--- begin ---

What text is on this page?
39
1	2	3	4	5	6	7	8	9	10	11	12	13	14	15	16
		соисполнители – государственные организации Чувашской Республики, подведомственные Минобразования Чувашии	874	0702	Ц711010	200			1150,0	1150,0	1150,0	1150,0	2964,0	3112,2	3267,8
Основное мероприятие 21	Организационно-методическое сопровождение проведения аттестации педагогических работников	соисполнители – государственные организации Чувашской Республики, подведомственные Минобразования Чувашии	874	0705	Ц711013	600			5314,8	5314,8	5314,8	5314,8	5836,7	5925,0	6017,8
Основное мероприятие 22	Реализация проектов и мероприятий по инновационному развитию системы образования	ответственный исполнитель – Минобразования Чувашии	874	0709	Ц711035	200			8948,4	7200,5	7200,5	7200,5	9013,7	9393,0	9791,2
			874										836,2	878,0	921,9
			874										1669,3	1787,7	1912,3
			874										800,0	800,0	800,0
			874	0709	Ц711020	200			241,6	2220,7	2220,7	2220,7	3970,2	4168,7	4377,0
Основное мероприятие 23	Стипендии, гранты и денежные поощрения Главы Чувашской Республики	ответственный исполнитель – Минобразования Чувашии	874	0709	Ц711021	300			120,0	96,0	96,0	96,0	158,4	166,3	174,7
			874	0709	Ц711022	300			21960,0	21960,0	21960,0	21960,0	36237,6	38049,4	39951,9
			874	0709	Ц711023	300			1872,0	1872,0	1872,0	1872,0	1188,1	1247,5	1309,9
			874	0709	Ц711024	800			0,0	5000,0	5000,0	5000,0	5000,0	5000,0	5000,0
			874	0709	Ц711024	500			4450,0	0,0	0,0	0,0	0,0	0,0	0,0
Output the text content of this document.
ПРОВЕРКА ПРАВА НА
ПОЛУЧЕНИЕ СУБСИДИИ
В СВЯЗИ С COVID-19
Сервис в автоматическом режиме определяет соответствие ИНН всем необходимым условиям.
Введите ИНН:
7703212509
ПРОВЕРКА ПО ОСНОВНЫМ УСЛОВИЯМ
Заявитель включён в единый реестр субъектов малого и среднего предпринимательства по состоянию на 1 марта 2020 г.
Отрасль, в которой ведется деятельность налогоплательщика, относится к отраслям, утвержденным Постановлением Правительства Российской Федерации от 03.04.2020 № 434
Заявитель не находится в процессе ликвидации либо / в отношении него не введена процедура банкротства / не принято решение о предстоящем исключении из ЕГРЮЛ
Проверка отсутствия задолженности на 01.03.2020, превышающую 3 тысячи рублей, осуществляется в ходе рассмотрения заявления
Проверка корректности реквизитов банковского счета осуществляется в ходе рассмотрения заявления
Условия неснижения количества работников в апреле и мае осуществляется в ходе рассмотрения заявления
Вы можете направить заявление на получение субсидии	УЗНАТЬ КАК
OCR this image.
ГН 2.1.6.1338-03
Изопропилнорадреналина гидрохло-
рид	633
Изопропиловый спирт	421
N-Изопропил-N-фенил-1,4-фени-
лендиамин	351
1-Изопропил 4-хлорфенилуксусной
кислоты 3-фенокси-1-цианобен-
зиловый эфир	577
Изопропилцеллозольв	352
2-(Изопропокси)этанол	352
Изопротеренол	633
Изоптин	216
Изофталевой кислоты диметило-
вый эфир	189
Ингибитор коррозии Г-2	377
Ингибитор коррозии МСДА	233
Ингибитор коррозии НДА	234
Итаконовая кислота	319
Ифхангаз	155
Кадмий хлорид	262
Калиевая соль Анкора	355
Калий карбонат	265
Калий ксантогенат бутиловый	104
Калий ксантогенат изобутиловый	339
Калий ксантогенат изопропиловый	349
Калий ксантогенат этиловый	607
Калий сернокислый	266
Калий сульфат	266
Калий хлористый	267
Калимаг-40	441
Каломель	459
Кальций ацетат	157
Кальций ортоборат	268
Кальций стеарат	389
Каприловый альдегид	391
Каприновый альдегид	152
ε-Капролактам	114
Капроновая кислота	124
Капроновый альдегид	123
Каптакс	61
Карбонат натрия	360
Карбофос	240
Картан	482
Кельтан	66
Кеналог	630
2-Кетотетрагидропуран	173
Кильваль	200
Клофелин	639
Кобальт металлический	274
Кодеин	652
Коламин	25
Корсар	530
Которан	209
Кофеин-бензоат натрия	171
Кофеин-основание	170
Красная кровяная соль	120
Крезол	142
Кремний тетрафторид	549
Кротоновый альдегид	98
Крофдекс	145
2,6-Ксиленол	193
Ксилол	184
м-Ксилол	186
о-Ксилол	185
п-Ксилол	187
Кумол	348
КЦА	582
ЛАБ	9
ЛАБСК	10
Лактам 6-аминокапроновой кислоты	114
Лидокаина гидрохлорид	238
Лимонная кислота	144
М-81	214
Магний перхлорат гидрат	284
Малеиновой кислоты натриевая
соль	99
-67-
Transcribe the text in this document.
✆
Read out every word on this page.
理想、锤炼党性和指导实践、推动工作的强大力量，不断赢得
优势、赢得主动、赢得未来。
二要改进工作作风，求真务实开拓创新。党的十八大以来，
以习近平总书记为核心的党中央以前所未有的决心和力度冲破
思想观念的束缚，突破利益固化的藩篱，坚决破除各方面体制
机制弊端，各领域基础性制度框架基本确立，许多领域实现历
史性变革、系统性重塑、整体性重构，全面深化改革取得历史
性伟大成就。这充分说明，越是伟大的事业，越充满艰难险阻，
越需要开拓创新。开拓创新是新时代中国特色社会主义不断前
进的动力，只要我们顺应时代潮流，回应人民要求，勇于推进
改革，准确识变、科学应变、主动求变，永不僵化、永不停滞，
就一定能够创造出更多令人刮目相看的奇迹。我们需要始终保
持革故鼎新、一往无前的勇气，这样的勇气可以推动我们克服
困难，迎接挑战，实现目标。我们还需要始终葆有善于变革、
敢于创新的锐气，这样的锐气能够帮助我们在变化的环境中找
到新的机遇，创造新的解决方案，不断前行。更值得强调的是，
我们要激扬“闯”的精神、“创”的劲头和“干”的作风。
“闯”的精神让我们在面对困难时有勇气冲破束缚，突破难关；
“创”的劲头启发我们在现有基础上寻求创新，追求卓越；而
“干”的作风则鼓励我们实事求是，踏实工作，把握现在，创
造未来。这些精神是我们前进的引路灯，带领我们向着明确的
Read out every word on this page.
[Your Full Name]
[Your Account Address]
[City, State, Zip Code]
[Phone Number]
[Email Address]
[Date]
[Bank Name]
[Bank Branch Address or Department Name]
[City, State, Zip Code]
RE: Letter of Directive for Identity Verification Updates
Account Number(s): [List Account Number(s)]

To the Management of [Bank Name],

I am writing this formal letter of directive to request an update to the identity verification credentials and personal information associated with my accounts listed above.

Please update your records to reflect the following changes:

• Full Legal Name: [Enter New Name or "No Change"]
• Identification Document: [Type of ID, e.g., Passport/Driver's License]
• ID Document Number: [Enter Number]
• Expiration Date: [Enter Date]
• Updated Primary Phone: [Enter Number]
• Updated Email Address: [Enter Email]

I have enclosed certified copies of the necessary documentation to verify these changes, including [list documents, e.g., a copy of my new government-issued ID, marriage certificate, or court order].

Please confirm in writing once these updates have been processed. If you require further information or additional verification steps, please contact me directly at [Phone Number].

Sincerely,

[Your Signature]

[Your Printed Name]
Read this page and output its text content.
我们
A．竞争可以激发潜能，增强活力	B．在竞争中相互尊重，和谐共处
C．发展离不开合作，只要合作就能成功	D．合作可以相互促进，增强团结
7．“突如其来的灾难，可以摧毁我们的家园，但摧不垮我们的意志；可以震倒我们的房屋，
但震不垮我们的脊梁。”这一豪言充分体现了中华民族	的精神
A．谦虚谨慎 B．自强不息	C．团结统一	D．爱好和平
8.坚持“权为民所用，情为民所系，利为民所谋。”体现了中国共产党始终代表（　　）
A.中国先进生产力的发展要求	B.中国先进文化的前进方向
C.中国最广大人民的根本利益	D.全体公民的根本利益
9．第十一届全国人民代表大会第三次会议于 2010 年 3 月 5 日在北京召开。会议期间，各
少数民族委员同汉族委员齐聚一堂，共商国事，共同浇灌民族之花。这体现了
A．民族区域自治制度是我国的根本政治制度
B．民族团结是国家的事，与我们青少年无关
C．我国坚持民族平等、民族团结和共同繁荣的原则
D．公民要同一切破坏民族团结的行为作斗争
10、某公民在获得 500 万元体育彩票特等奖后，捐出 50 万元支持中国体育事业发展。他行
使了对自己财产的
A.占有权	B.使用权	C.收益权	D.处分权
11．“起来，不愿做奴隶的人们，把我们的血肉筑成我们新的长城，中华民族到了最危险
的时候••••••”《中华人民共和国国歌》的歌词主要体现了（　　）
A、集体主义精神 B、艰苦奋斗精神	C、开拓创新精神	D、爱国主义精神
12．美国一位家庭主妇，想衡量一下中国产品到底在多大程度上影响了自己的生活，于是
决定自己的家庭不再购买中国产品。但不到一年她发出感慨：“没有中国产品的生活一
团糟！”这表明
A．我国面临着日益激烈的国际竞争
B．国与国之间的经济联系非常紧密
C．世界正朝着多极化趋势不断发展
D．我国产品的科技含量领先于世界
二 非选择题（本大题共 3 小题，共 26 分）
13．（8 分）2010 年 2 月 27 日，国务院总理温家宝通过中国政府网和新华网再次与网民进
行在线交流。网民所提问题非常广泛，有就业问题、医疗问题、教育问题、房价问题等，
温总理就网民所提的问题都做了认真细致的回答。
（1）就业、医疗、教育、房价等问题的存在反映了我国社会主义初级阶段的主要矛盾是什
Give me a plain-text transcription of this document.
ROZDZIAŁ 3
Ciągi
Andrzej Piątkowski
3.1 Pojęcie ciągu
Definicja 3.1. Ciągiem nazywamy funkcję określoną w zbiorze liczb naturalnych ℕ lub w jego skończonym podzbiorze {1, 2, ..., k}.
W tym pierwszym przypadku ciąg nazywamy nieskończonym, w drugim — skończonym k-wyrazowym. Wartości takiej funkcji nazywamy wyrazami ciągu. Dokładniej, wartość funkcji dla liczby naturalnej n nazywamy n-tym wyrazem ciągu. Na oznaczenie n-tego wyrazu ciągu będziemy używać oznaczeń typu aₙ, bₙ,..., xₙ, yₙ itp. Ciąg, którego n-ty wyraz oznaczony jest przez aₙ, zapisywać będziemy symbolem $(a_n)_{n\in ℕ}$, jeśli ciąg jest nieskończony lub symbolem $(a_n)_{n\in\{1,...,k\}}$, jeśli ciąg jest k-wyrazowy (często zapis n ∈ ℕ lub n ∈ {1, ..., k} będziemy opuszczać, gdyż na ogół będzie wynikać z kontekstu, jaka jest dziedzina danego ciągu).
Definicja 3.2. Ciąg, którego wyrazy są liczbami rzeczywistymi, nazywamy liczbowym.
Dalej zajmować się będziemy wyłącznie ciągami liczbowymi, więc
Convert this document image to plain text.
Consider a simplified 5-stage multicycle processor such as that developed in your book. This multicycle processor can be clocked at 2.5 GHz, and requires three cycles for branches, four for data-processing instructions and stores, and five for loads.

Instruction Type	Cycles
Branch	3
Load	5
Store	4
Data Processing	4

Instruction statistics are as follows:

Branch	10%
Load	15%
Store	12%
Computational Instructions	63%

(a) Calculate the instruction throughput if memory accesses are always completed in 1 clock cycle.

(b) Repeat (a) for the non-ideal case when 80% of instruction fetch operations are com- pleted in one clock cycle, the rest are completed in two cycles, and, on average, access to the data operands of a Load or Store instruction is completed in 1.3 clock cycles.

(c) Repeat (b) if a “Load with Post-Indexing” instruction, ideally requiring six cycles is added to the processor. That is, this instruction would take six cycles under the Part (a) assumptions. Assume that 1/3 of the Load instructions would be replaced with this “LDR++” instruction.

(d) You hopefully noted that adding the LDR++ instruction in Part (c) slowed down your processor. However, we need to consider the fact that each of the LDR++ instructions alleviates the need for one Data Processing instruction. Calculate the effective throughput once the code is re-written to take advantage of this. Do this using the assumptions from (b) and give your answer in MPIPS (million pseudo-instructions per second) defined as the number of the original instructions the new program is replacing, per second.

--- end ---

● Directions
Copy out all lines from the material above that contain the string "plain".

● Correct response
Give me a plain-text transcription of this document.
Convert this document image to plain text.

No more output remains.